STATED TASK
Please edit the records below by changing every "fdisk -l" to "fdisk --list" and keeping everything else the same. Leave the pictures out of your answer.

** BEGIN DATASET EXCERPTS **

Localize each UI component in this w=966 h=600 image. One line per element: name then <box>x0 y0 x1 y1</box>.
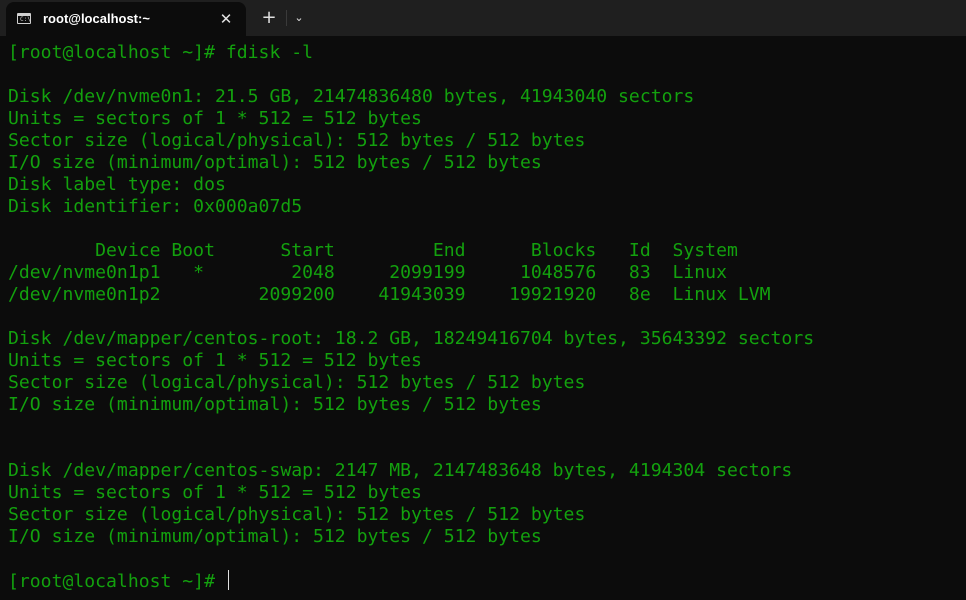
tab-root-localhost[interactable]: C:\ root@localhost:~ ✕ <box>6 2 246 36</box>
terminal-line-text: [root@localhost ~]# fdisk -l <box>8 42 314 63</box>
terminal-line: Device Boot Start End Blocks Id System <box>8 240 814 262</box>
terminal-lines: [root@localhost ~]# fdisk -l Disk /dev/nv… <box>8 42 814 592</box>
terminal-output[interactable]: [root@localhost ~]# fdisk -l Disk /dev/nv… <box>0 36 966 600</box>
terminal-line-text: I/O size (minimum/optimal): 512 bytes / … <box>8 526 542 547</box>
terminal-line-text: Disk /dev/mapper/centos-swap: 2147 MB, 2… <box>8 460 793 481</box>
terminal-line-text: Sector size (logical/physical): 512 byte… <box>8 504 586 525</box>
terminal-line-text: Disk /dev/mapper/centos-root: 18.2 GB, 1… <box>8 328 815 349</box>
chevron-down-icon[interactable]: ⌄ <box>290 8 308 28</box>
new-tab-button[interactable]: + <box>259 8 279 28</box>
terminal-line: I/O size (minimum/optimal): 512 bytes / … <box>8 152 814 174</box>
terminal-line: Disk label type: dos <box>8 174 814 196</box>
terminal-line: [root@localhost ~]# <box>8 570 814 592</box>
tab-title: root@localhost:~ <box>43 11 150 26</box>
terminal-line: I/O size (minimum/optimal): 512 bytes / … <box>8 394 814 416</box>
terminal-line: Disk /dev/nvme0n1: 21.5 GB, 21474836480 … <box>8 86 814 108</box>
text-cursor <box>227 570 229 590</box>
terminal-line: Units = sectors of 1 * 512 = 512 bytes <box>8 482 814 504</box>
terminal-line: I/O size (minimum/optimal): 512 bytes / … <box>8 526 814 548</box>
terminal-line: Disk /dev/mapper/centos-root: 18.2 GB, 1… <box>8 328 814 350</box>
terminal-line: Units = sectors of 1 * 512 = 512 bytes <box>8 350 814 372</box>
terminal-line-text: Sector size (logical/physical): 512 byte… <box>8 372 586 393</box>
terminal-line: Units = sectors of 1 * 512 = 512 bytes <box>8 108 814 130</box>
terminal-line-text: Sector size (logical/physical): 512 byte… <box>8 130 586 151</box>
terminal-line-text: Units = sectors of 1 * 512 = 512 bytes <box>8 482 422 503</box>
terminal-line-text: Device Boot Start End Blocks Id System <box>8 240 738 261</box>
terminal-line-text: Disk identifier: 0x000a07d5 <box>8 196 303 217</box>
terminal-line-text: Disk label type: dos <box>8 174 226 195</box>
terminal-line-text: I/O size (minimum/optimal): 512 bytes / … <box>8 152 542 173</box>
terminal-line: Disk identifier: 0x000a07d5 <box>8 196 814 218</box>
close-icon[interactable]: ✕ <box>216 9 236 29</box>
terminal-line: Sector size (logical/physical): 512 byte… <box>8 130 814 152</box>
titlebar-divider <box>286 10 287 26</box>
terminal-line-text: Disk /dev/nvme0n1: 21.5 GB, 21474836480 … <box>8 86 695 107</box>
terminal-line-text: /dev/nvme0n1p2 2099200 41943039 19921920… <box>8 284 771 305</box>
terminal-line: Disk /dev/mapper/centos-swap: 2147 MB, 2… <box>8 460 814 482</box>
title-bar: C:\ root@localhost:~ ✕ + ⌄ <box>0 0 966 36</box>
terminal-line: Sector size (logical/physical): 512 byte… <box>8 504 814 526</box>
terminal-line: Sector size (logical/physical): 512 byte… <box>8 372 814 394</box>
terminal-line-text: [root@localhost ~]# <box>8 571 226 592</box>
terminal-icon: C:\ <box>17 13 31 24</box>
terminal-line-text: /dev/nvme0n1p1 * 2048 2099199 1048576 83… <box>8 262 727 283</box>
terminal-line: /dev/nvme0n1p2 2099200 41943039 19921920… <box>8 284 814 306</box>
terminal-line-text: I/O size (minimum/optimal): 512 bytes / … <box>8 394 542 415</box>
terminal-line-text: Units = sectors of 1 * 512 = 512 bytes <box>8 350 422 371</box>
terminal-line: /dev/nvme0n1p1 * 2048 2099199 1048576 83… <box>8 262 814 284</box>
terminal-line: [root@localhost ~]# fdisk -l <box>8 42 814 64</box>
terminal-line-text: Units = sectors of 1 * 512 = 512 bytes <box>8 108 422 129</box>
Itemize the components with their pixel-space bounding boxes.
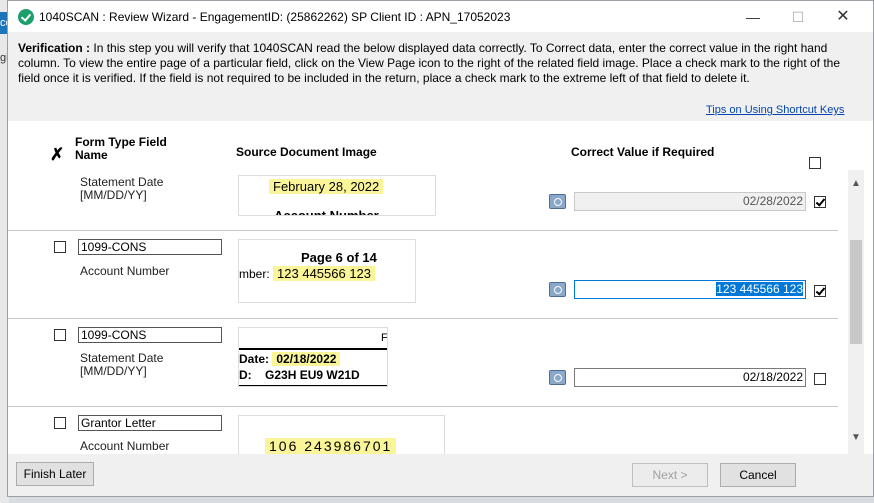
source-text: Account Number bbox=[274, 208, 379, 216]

** END DATASET EXCERPTS **

WRITTEN RESPONSE
Localize each UI component in this w=966 h=600 image. One line per element: name then <box>x0 y0 x1 y1</box>.
tab-root-localhost[interactable]: C:\ root@localhost:~ ✕ <box>6 2 246 36</box>
terminal-line-text: [root@localhost ~]# fdisk --list <box>8 42 314 63</box>
terminal-line: Device Boot Start End Blocks Id System <box>8 240 814 262</box>
terminal-lines: [root@localhost ~]# fdisk --list Disk /dev/nv… <box>8 42 814 592</box>
terminal-output[interactable]: [root@localhost ~]# fdisk --list Disk /dev/nv… <box>0 36 966 600</box>
terminal-line-text: I/O size (minimum/optimal): 512 bytes / … <box>8 526 542 547</box>
terminal-line-text: Disk /dev/mapper/centos-swap: 2147 MB, 2… <box>8 460 793 481</box>
terminal-line-text: Sector size (logical/physical): 512 byte… <box>8 504 586 525</box>
terminal-line-text: Disk /dev/mapper/centos-root: 18.2 GB, 1… <box>8 328 815 349</box>
chevron-down-icon[interactable]: ⌄ <box>290 8 308 28</box>
new-tab-button[interactable]: + <box>259 8 279 28</box>
terminal-line: I/O size (minimum/optimal): 512 bytes / … <box>8 152 814 174</box>
terminal-line: Disk label type: dos <box>8 174 814 196</box>
terminal-line: [root@localhost ~]# <box>8 570 814 592</box>
tab-title: root@localhost:~ <box>43 11 150 26</box>
terminal-line: I/O size (minimum/optimal): 512 bytes / … <box>8 394 814 416</box>
terminal-line: Disk /dev/nvme0n1: 21.5 GB, 21474836480 … <box>8 86 814 108</box>
text-cursor <box>227 570 229 590</box>
terminal-line: Units = sectors of 1 * 512 = 512 bytes <box>8 482 814 504</box>
terminal-line: I/O size (minimum/optimal): 512 bytes / … <box>8 526 814 548</box>
terminal-line: Disk /dev/mapper/centos-root: 18.2 GB, 1… <box>8 328 814 350</box>
terminal-line: Units = sectors of 1 * 512 = 512 bytes <box>8 350 814 372</box>
terminal-line-text: Sector size (logical/physical): 512 byte… <box>8 372 586 393</box>
terminal-line: Units = sectors of 1 * 512 = 512 bytes <box>8 108 814 130</box>
terminal-line-text: Sector size (logical/physical): 512 byte… <box>8 130 586 151</box>
terminal-line-text: Units = sectors of 1 * 512 = 512 bytes <box>8 482 422 503</box>
terminal-line-text: Device Boot Start End Blocks Id System <box>8 240 738 261</box>
terminal-line-text: Disk identifier: 0x000a07d5 <box>8 196 303 217</box>
terminal-line-text: Disk label type: dos <box>8 174 226 195</box>
terminal-line-text: I/O size (minimum/optimal): 512 bytes / … <box>8 152 542 173</box>
terminal-line: Disk identifier: 0x000a07d5 <box>8 196 814 218</box>
close-icon[interactable]: ✕ <box>216 9 236 29</box>
terminal-line: Sector size (logical/physical): 512 byte… <box>8 130 814 152</box>
titlebar-divider <box>286 10 287 26</box>
terminal-line-text: Disk /dev/nvme0n1: 21.5 GB, 21474836480 … <box>8 86 695 107</box>
terminal-line-text: /dev/nvme0n1p2 2099200 41943039 19921920… <box>8 284 771 305</box>
terminal-line: Disk /dev/mapper/centos-swap: 2147 MB, 2… <box>8 460 814 482</box>
title-bar: C:\ root@localhost:~ ✕ + ⌄ <box>0 0 966 36</box>
terminal-line: Sector size (logical/physical): 512 byte… <box>8 504 814 526</box>
terminal-line: Sector size (logical/physical): 512 byte… <box>8 372 814 394</box>
terminal-line-text: [root@localhost ~]# <box>8 571 226 592</box>
terminal-icon: C:\ <box>17 13 31 24</box>
terminal-line-text: /dev/nvme0n1p1 * 2048 2099199 1048576 83… <box>8 262 727 283</box>
terminal-line: /dev/nvme0n1p2 2099200 41943039 19921920… <box>8 284 814 306</box>
terminal-line-text: I/O size (minimum/optimal): 512 bytes / … <box>8 394 542 415</box>
terminal-line-text: Units = sectors of 1 * 512 = 512 bytes <box>8 350 422 371</box>
terminal-line: /dev/nvme0n1p1 * 2048 2099199 1048576 83… <box>8 262 814 284</box>
terminal-line: [root@localhost ~]# fdisk --list <box>8 42 814 64</box>
terminal-line-text: Units = sectors of 1 * 512 = 512 bytes <box>8 108 422 129</box>
Itemize the components with their pixel-space bounding boxes.
source-text: Account Number bbox=[274, 208, 379, 216]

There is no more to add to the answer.